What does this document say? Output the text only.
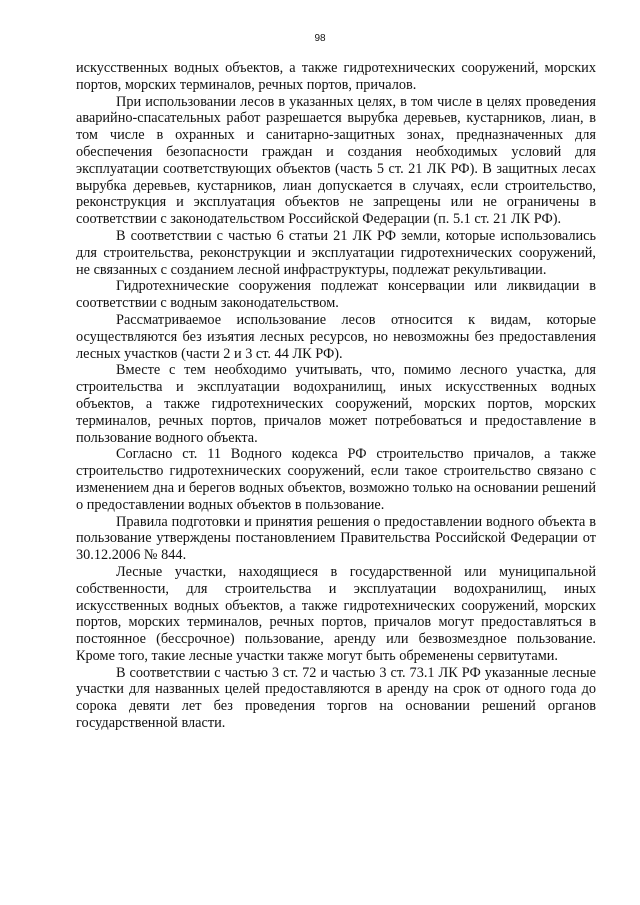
98

искусственных водных объектов, а также гидротехнических сооружений, морских портов, морских терминалов, речных портов, причалов.

При использовании лесов в указанных целях, в том числе в целях проведения аварийно-спасательных работ разрешается вырубка деревьев, кустарников, лиан, в том числе в охранных и санитарно-защитных зонах, предназначенных для обеспечения безопасности граждан и создания необходимых условий для эксплуатации соответствующих объектов (часть 5 ст. 21 ЛК РФ). В защитных лесах вырубка деревьев, кустарников, лиан допускается в случаях, если строительство, реконструкция и эксплуатация объектов не запрещены или не ограничены в соответствии с законодательством Российской Федерации (п. 5.1 ст. 21 ЛК РФ).

В соответствии с частью 6 статьи 21 ЛК РФ земли, которые использовались для строительства, реконструкции и эксплуатации гидротехнических сооружений, не связанных с созданием лесной инфраструктуры, подлежат рекультивации.

Гидротехнические сооружения подлежат консервации или ликвидации в соответствии с водным законодательством.

Рассматриваемое использование лесов относится к видам, которые осуществляются без изъятия лесных ресурсов, но невозможны без предоставления лесных участков (части 2 и 3 ст. 44 ЛК РФ).

Вместе с тем необходимо учитывать, что, помимо лесного участка, для строительства и эксплуатации водохранилищ, иных искусственных водных объектов, а также гидротехнических сооружений, морских портов, морских терминалов, речных портов, причалов может потребоваться и предоставление в пользование водного объекта.

Согласно ст. 11 Водного кодекса РФ строительство причалов, а также строительство гидротехнических сооружений, если такое строительство связано с изменением дна и берегов водных объектов, возможно только на основании решений о предоставлении водных объектов в пользование.

Правила подготовки и принятия решения о предоставлении водного объекта в пользование утверждены постановлением Правительства Российской Федерации от 30.12.2006 № 844.

Лесные участки, находящиеся в государственной или муниципальной собственности, для строительства и эксплуатации водохранилищ, иных искусственных водных объектов, а также гидротехнических сооружений, морских портов, морских терминалов, речных портов, причалов могут предоставляться в постоянное (бессрочное) пользование, аренду или безвозмездное пользование. Кроме того, такие лесные участки также могут быть обременены сервитутами.

В соответствии с частью 3 ст. 72 и частью 3 ст. 73.1 ЛК РФ указанные лесные участки для названных целей предоставляются в аренду на срок от одного года до сорока девяти лет без проведения торгов на основании решений органов государственной власти.
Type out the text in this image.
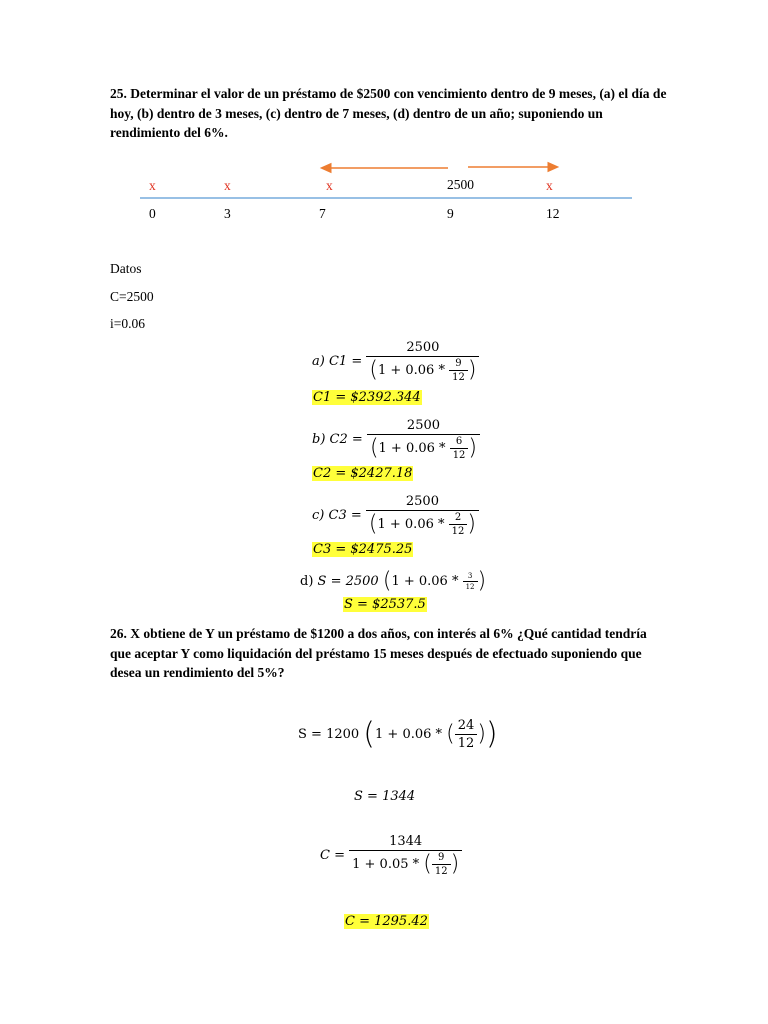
25. Determinar el valor de un préstamo de $2500 con vencimiento dentro de 9 meses, (a) el día de hoy, (b) dentro de 3 meses, (c) dentro de 7 meses, (d) dentro de un año; suponiendo un rendimiento del 6%.
x	x	x	2500	x
0	3	7	9	12
Datos
C=2500
i=0.06
a) $C1 = \frac{2500}{(1 + 0.06 * \frac{9}{12} )}$
C1 = $2392.344
b) $C2 = \frac{2500}{(1 + 0.06 * \frac{6}{12} )}$
C2 = $2427.18
c) $C3 = \frac{2500}{(1 + 0.06 * \frac{2}{12} )}$
C3 = $2475.25
d) S = 2500 ($1 + 0.06 * \frac{3}{12}$ )
S = $2537.5
26. X obtiene de Y un préstamo de $1200 a dos años, con interés al 6% ¿Qué cantidad tendría que aceptar Y como liquidación del préstamo 15 meses después de efectuado suponiendo que desea un rendimiento del 5%?
S = 1200 (1 + 0.06 * ( $\frac{24}{12}$ ))
S = 1344
$C = \frac{1344}{1 + 0.05 * ( \frac{9}{12} )}$
C = 1295.42
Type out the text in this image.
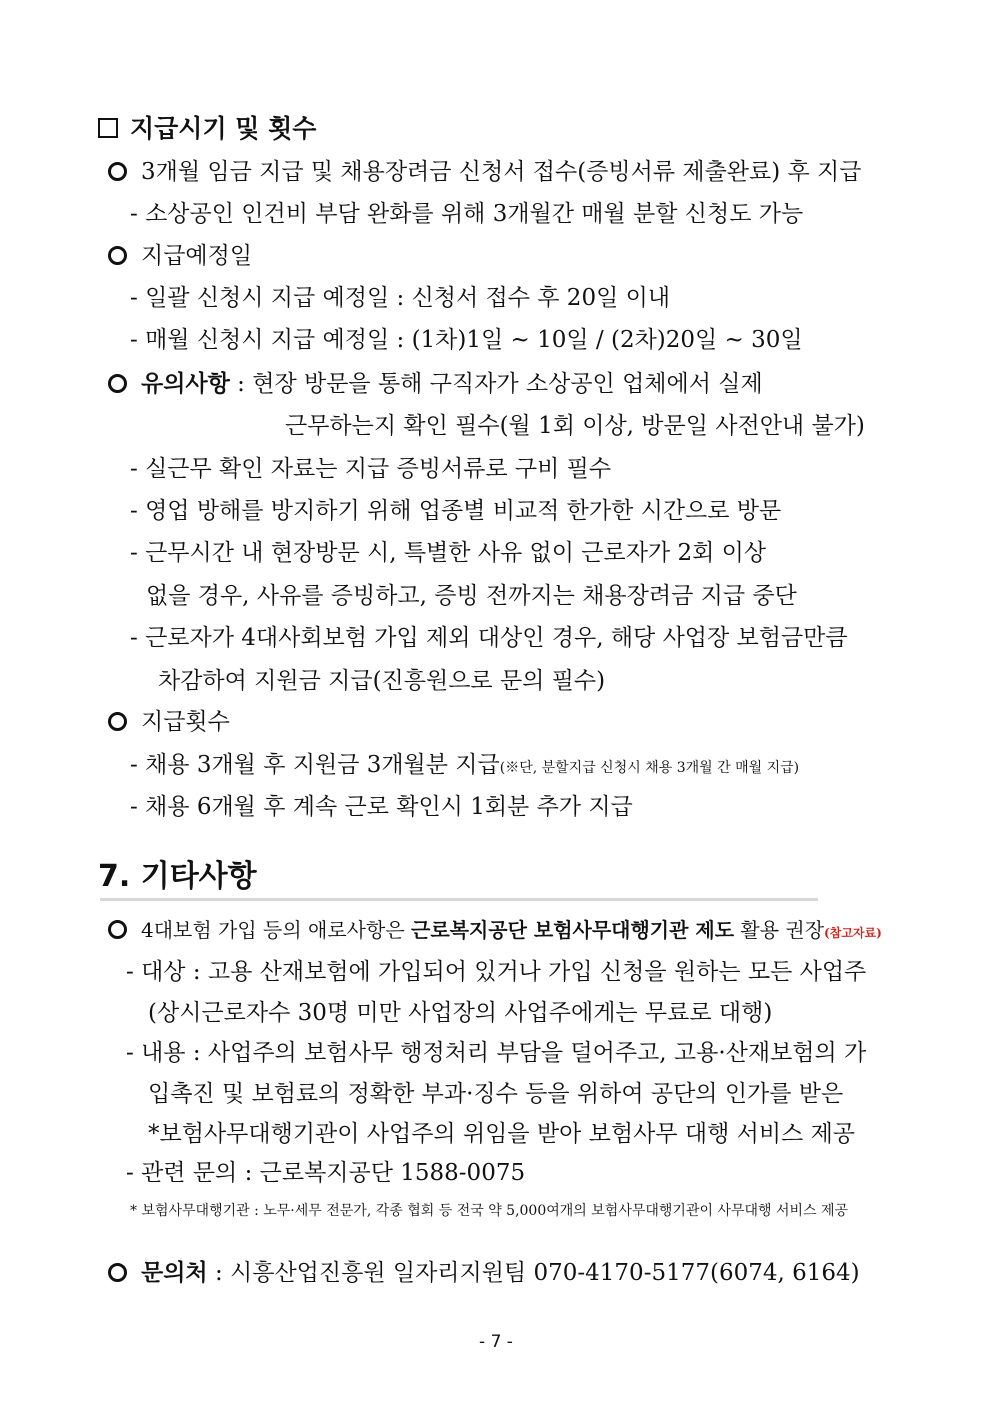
지급시기 및 횟수
3개월 임금 지급 및 채용장려금 신청서 접수(증빙서류 제출완료) 후 지급
- 소상공인 인건비 부담 완화를 위해 3개월간 매월 분할 신청도 가능
지급예정일
- 일괄 신청시 지급 예정일 : 신청서 접수 후 20일 이내
- 매월 신청시 지급 예정일 : (1차)1일 ~ 10일 / (2차)20일 ~ 30일
유의사항 : 현장 방문을 통해 구직자가 소상공인 업체에서 실제
근무하는지 확인 필수(월 1회 이상, 방문일 사전안내 불가)
- 실근무 확인 자료는 지급 증빙서류로 구비 필수
- 영업 방해를 방지하기 위해 업종별 비교적 한가한 시간으로 방문
- 근무시간 내 현장방문 시, 특별한 사유 없이 근로자가 2회 이상
없을 경우, 사유를 증빙하고, 증빙 전까지는 채용장려금 지급 중단
- 근로자가 4대사회보험 가입 제외 대상인 경우, 해당 사업장 보험금만큼
차감하여 지원금 지급(진흥원으로 문의 필수)
지급횟수
- 채용 3개월 후 지원금 3개월분 지급(※단, 분할지급 신청시 채용 3개월 간 매월 지급)
- 채용 6개월 후 계속 근로 확인시 1회분 추가 지급
7. 기타사항
4대보험 가입 등의 애로사항은 근로복지공단 보험사무대행기관 제도 활용 권장(참고자료)
- 대상 : 고용 산재보험에 가입되어 있거나 가입 신청을 원하는 모든 사업주
(상시근로자수 30명 미만 사업장의 사업주에게는 무료로 대행)
- 내용 : 사업주의 보험사무 행정처리 부담을 덜어주고, 고용·산재보험의 가
입촉진 및 보험료의 정확한 부과·징수 등을 위하여 공단의 인가를 받은
*보험사무대행기관이 사업주의 위임을 받아 보험사무 대행 서비스 제공
- 관련 문의 : 근로복지공단 1588-0075
* 보험사무대행기관 : 노무·세무 전문가, 각종 협회 등 전국 약 5,000여개의 보험사무대행기관이 사무대행 서비스 제공
문의처 : 시흥산업진흥원 일자리지원팀 070-4170-5177(6074, 6164)
- 7 -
----------------------------------------
Exercise » Transcribe the full listing above exactly as it stands, minus the pictures.

Solved problem »
What does this document say? Output the text only.
98

искусственных водных объектов, а также гидротехнических сооружений, морских портов, морских терминалов, речных портов, причалов.

При использовании лесов в указанных целях, в том числе в целях проведения аварийно-спасательных работ разрешается вырубка деревьев, кустарников, лиан, в том числе в охранных и санитарно-защитных зонах, предназначенных для обеспечения безопасности граждан и создания необходимых условий для эксплуатации соответствующих объектов (часть 5 ст. 21 ЛК РФ). В защитных лесах вырубка деревьев, кустарников, лиан допускается в случаях, если строительство, реконструкция и эксплуатация объектов не запрещены или не ограничены в соответствии с законодательством Российской Федерации (п. 5.1 ст. 21 ЛК РФ).

В соответствии с частью 6 статьи 21 ЛК РФ земли, которые использовались для строительства, реконструкции и эксплуатации гидротехнических сооружений, не связанных с созданием лесной инфраструктуры, подлежат рекультивации.

Гидротехнические сооружения подлежат консервации или ликвидации в соответствии с водным законодательством.

Рассматриваемое использование лесов относится к видам, которые осуществляются без изъятия лесных ресурсов, но невозможны без предоставления лесных участков (части 2 и 3 ст. 44 ЛК РФ).

Вместе с тем необходимо учитывать, что, помимо лесного участка, для строительства и эксплуатации водохранилищ, иных искусственных водных объектов, а также гидротехнических сооружений, морских портов, морских терминалов, речных портов, причалов может потребоваться и предоставление в пользование водного объекта.

Согласно ст. 11 Водного кодекса РФ строительство причалов, а также строительство гидротехнических сооружений, если такое строительство связано с изменением дна и берегов водных объектов, возможно только на основании решений о предоставлении водных объектов в пользование.

Правила подготовки и принятия решения о предоставлении водного объекта в пользование утверждены постановлением Правительства Российской Федерации от 30.12.2006 № 844.

Лесные участки, находящиеся в государственной или муниципальной собственности, для строительства и эксплуатации водохранилищ, иных искусственных водных объектов, а также гидротехнических сооружений, морских портов, морских терминалов, речных портов, причалов могут предоставляться в постоянное (бессрочное) пользование, аренду или безвозмездное пользование. Кроме того, такие лесные участки также могут быть обременены сервитутами.

В соответствии с частью 3 ст. 72 и частью 3 ст. 73.1 ЛК РФ указанные лесные участки для названных целей предоставляются в аренду на срок от одного года до сорока девяти лет без проведения торгов на основании решений органов государственной власти.
Type out the text in this image.
25. Determinar el valor de un préstamo de $2500 con vencimiento dentro de 9 meses, (a) el día de hoy, (b) dentro de 3 meses, (c) dentro de 7 meses, (d) dentro de un año; suponiendo un rendimiento del 6%.
x	x	x	2500	x
0	3	7	9	12
Datos
C=2500
i=0.06
a) $C1 = \frac{2500}{(1 + 0.06 * \frac{9}{12} )}$
C1 = $2392.344
b) $C2 = \frac{2500}{(1 + 0.06 * \frac{6}{12} )}$
C2 = $2427.18
c) $C3 = \frac{2500}{(1 + 0.06 * \frac{2}{12} )}$
C3 = $2475.25
d) S = 2500 ($1 + 0.06 * \frac{3}{12}$ )
S = $2537.5
26. X obtiene de Y un préstamo de $1200 a dos años, con interés al 6% ¿Qué cantidad tendría que aceptar Y como liquidación del préstamo 15 meses después de efectuado suponiendo que desea un rendimiento del 5%?
S = 1200 (1 + 0.06 * ( $\frac{24}{12}$ ))
S = 1344
$C = \frac{1344}{1 + 0.05 * ( \frac{9}{12} )}$
C = 1295.42
Type out the text in this image.
지급시기 및 횟수
3개월 임금 지급 및 채용장려금 신청서 접수(증빙서류 제출완료) 후 지급
- 소상공인 인건비 부담 완화를 위해 3개월간 매월 분할 신청도 가능
지급예정일
- 일괄 신청시 지급 예정일 : 신청서 접수 후 20일 이내
- 매월 신청시 지급 예정일 : (1차)1일 ~ 10일 / (2차)20일 ~ 30일
유의사항 : 현장 방문을 통해 구직자가 소상공인 업체에서 실제
근무하는지 확인 필수(월 1회 이상, 방문일 사전안내 불가)
- 실근무 확인 자료는 지급 증빙서류로 구비 필수
- 영업 방해를 방지하기 위해 업종별 비교적 한가한 시간으로 방문
- 근무시간 내 현장방문 시, 특별한 사유 없이 근로자가 2회 이상
없을 경우, 사유를 증빙하고, 증빙 전까지는 채용장려금 지급 중단
- 근로자가 4대사회보험 가입 제외 대상인 경우, 해당 사업장 보험금만큼
차감하여 지원금 지급(진흥원으로 문의 필수)
지급횟수
- 채용 3개월 후 지원금 3개월분 지급(※단, 분할지급 신청시 채용 3개월 간 매월 지급)
- 채용 6개월 후 계속 근로 확인시 1회분 추가 지급
7. 기타사항
4대보험 가입 등의 애로사항은 근로복지공단 보험사무대행기관 제도 활용 권장(참고자료)
- 대상 : 고용 산재보험에 가입되어 있거나 가입 신청을 원하는 모든 사업주
(상시근로자수 30명 미만 사업장의 사업주에게는 무료로 대행)
- 내용 : 사업주의 보험사무 행정처리 부담을 덜어주고, 고용·산재보험의 가
입촉진 및 보험료의 정확한 부과·징수 등을 위하여 공단의 인가를 받은
*보험사무대행기관이 사업주의 위임을 받아 보험사무 대행 서비스 제공
- 관련 문의 : 근로복지공단 1588-0075
* 보험사무대행기관 : 노무·세무 전문가, 각종 협회 등 전국 약 5,000여개의 보험사무대행기관이 사무대행 서비스 제공
문의처 : 시흥산업진흥원 일자리지원팀 070-4170-5177(6074, 6164)
- 7 -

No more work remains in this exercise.